EXERCISE DIRECTIONS: Find the lines holding the word "Luftstrom" and collect them.

>> BEGIN

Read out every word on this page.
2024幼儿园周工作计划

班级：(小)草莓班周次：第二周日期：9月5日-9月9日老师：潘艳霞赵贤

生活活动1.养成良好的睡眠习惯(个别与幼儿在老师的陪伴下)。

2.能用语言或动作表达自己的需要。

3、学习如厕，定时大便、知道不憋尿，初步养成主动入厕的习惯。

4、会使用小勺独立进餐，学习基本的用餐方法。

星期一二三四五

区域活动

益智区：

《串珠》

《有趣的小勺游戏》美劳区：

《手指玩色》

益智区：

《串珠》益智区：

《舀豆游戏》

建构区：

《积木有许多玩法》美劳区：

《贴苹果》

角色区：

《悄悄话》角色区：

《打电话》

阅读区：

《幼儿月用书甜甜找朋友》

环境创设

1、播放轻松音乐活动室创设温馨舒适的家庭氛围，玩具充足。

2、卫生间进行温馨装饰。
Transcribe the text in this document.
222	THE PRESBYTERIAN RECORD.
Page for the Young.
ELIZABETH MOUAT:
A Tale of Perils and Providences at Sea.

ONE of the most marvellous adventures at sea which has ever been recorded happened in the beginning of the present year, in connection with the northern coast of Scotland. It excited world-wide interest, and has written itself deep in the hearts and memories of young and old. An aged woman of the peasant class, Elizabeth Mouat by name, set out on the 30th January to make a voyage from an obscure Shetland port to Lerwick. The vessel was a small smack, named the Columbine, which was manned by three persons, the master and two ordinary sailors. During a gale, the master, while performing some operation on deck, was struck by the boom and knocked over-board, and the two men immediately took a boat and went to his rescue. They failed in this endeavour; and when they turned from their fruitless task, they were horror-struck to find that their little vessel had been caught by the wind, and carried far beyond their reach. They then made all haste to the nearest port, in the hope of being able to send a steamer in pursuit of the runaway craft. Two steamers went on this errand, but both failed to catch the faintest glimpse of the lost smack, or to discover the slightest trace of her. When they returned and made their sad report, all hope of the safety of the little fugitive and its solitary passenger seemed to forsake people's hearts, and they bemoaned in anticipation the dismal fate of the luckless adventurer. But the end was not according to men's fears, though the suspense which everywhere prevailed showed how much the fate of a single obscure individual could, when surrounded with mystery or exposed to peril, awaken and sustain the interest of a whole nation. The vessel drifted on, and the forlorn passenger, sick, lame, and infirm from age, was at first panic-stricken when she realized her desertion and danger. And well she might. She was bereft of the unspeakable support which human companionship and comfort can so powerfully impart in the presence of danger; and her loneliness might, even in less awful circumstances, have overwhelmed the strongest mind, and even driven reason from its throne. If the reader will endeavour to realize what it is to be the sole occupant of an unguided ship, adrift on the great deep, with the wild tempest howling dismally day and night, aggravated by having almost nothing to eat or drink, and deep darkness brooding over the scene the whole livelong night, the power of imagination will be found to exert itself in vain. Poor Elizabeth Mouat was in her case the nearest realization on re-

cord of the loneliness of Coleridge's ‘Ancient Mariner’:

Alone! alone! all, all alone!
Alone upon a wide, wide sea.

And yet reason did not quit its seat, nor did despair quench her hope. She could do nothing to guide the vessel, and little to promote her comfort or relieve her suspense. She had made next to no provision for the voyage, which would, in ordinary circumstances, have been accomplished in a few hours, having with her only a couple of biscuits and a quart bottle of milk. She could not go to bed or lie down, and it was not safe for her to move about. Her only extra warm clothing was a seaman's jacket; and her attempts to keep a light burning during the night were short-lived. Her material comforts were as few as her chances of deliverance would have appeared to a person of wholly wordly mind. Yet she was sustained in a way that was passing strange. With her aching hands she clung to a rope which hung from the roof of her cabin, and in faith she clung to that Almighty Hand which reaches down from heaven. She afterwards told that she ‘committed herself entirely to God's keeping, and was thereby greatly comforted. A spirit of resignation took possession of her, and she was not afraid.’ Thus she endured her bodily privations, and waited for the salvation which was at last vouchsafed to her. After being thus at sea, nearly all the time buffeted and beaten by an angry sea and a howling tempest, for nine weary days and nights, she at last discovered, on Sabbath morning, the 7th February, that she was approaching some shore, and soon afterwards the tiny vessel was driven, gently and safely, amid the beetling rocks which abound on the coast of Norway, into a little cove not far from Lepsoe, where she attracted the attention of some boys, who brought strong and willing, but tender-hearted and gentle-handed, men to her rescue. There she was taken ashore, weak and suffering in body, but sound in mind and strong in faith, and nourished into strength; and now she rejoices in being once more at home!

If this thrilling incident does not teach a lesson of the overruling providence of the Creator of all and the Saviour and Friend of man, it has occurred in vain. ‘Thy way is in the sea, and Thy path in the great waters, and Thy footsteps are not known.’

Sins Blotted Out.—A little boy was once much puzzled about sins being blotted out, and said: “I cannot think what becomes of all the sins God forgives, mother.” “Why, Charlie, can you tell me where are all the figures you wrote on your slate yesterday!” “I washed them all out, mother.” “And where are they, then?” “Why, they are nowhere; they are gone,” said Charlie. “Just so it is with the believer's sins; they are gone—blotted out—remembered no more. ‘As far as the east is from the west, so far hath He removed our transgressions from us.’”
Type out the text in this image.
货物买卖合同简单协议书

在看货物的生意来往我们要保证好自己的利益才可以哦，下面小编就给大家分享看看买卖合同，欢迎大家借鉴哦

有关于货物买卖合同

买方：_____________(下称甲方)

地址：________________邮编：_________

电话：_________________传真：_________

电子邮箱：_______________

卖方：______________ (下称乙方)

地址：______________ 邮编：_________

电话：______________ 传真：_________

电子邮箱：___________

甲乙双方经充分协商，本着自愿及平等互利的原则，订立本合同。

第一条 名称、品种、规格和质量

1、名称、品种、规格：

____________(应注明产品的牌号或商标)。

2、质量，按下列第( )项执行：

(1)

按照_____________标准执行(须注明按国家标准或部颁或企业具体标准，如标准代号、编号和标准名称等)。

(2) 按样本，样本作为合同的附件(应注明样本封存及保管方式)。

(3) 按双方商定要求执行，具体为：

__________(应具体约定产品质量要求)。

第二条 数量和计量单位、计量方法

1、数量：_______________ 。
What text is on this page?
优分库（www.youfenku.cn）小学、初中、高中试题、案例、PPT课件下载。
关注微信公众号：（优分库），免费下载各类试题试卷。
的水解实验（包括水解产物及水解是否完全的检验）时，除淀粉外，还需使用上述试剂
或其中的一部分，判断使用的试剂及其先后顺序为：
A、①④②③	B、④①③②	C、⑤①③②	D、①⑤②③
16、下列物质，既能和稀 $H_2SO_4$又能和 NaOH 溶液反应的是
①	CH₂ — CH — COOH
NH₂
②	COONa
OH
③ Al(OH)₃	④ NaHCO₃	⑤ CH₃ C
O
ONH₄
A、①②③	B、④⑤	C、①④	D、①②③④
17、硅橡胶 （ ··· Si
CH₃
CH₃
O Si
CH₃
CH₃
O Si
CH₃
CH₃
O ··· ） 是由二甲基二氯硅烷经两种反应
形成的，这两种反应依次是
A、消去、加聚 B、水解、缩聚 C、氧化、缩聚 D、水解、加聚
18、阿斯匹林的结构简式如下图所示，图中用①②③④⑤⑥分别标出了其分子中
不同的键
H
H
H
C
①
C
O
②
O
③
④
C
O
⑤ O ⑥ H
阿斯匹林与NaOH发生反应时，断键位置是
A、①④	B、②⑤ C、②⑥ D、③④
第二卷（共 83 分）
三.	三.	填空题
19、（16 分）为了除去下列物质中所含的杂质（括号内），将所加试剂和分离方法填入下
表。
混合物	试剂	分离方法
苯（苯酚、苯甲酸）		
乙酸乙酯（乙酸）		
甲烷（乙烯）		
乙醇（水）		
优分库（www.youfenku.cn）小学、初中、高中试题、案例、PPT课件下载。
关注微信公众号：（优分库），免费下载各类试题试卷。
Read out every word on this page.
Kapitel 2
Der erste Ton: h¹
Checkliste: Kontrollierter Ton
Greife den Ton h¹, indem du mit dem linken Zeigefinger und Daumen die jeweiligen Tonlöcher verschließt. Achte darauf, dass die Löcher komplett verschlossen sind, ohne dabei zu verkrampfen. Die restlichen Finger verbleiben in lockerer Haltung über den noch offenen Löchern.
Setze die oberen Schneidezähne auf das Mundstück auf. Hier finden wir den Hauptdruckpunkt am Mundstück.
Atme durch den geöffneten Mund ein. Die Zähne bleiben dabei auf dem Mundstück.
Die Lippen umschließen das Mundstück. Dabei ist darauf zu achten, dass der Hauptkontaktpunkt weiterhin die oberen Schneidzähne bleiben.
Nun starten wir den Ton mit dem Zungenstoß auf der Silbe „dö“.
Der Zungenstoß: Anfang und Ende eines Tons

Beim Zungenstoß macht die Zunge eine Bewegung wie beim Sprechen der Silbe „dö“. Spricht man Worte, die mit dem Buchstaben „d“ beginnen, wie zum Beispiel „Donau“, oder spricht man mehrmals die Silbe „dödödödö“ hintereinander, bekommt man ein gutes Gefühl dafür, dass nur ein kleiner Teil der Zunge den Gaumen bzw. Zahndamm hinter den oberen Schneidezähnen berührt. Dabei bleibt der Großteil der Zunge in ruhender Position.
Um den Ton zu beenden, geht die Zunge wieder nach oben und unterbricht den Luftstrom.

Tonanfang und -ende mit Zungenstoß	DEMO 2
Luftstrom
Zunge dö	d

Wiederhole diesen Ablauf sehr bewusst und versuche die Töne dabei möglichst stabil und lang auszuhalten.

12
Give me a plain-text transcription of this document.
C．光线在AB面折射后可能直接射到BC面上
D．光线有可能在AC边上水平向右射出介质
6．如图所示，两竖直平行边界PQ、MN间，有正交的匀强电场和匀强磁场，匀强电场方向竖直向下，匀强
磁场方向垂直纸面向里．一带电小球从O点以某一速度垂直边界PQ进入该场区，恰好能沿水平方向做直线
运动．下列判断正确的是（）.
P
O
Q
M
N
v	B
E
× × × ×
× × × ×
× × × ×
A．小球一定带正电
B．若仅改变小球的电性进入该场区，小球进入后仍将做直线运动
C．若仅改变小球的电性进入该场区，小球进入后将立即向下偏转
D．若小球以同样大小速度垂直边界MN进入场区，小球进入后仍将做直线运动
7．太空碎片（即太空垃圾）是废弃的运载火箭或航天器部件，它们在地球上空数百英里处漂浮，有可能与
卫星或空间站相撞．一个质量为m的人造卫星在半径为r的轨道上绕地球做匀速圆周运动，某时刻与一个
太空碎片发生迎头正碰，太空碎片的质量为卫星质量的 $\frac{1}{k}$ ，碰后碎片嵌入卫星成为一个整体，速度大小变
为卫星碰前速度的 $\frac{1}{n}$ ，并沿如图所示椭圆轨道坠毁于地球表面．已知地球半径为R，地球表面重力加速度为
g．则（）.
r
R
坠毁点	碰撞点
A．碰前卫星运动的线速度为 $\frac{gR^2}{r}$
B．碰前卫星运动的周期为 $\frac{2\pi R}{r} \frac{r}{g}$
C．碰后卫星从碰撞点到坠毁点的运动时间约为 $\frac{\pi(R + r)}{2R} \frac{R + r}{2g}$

>> END

TASK ANSWER:
Um den Ton zu beenden, geht die Zunge wieder nach oben und unterbricht den Luftstrom.
Luftstrom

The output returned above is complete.